Layout records
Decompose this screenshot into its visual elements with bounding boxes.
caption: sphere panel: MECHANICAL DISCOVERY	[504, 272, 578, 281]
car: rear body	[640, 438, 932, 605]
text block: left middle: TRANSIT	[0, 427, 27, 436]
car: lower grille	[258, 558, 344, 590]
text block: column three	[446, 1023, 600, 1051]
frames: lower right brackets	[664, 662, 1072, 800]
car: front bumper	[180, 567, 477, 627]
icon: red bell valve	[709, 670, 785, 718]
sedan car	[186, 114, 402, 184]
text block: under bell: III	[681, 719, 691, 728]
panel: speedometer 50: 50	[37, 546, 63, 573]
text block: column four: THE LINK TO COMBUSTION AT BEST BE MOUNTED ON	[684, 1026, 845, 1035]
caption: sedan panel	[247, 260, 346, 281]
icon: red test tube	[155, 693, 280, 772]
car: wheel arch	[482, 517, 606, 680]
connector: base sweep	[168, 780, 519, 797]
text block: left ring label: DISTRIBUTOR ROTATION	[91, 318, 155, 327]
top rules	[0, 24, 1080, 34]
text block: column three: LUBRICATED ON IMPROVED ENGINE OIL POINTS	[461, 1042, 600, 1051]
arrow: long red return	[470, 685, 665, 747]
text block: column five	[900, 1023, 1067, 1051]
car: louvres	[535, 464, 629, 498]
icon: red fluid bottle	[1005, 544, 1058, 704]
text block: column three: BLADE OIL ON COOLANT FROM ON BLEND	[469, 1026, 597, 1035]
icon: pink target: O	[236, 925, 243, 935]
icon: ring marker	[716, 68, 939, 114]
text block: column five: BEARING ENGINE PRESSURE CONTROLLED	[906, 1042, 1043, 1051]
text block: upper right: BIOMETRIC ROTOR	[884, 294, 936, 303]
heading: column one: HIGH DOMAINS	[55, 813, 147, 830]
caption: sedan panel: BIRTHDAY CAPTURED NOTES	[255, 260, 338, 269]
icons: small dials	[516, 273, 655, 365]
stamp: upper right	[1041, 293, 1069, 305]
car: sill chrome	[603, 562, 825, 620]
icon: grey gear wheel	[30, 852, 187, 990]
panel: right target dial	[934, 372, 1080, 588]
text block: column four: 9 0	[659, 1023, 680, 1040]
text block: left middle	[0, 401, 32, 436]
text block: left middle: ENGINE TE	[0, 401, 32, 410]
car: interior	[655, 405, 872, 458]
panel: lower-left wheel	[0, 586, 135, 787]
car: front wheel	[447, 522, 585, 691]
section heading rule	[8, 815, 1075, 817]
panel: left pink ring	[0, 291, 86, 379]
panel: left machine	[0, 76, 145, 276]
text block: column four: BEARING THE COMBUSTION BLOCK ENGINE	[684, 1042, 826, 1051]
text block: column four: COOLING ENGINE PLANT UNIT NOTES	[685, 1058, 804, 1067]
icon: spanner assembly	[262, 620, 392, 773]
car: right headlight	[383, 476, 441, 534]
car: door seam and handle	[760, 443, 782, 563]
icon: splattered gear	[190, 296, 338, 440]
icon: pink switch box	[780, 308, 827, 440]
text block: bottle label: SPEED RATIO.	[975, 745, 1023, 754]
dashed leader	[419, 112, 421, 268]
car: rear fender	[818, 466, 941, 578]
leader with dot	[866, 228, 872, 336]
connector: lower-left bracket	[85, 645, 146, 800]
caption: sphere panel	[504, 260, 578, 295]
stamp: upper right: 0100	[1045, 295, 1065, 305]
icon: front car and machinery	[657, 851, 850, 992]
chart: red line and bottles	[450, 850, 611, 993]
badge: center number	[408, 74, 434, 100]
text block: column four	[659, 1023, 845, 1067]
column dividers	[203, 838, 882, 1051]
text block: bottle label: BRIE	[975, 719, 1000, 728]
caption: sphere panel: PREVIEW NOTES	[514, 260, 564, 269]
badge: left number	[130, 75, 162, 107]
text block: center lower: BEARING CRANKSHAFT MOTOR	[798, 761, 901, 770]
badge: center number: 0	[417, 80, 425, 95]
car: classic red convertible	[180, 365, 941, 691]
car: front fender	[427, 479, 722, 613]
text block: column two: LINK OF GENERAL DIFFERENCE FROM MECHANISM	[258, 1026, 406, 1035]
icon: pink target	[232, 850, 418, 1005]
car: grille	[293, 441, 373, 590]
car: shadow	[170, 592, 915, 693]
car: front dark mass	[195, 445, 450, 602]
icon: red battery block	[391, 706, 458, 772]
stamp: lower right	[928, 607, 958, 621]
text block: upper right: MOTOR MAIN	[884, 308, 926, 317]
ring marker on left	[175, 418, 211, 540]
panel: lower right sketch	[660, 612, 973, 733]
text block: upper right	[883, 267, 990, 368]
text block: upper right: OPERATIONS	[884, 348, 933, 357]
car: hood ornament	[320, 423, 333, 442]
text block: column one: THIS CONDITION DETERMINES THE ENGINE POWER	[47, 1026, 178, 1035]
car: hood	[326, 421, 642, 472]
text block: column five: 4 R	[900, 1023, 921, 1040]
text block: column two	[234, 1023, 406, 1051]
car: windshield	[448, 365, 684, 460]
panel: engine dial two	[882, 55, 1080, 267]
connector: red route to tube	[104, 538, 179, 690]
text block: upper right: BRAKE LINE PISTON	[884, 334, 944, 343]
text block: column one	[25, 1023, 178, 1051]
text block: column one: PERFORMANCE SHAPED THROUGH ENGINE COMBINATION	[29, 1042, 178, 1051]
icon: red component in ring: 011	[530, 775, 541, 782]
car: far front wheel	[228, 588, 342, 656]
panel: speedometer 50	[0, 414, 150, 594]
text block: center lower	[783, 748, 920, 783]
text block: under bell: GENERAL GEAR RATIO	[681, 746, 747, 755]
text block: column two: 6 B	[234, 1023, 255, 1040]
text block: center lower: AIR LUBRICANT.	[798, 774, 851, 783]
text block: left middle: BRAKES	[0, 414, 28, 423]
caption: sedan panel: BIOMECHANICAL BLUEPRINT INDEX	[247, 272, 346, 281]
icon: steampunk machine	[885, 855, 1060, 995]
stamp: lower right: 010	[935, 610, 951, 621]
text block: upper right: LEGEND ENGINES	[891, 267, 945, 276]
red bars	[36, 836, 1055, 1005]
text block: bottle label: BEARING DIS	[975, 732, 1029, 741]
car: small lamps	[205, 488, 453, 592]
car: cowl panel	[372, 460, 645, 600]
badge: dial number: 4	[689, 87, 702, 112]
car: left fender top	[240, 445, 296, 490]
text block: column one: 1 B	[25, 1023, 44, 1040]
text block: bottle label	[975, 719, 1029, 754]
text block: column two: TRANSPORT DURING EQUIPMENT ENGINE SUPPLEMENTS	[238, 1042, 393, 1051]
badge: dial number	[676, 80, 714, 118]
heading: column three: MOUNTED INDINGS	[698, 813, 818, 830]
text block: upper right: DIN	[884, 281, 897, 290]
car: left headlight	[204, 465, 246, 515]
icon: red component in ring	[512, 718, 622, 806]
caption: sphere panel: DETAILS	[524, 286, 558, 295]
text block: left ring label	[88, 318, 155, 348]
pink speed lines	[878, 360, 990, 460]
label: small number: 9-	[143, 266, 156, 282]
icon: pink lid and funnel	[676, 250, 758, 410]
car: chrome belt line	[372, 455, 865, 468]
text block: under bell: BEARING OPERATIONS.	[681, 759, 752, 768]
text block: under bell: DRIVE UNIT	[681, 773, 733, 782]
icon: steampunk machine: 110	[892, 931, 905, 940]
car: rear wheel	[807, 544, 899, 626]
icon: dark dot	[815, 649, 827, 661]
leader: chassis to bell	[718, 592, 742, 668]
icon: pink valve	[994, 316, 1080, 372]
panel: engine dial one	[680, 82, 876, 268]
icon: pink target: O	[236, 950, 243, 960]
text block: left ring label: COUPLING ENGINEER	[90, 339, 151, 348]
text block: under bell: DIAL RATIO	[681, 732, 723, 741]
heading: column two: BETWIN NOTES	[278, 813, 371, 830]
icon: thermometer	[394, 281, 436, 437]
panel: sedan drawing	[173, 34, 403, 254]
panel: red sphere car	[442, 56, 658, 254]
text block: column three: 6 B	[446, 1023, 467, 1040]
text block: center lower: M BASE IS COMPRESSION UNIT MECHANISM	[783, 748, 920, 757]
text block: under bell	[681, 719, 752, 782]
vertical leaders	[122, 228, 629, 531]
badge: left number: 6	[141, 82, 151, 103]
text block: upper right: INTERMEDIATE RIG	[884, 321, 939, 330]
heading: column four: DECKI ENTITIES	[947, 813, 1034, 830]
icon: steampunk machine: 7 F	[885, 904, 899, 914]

> _Exercise_
List each line of the records above that contains the string "middle". Case counts.

> _Solution to this exercise_
text block: left middle: TRANSIT	[0, 427, 27, 436]
text block: left middle	[0, 401, 32, 436]
text block: left middle: ENGINE TE	[0, 401, 32, 410]
text block: left middle: BRAKES	[0, 414, 28, 423]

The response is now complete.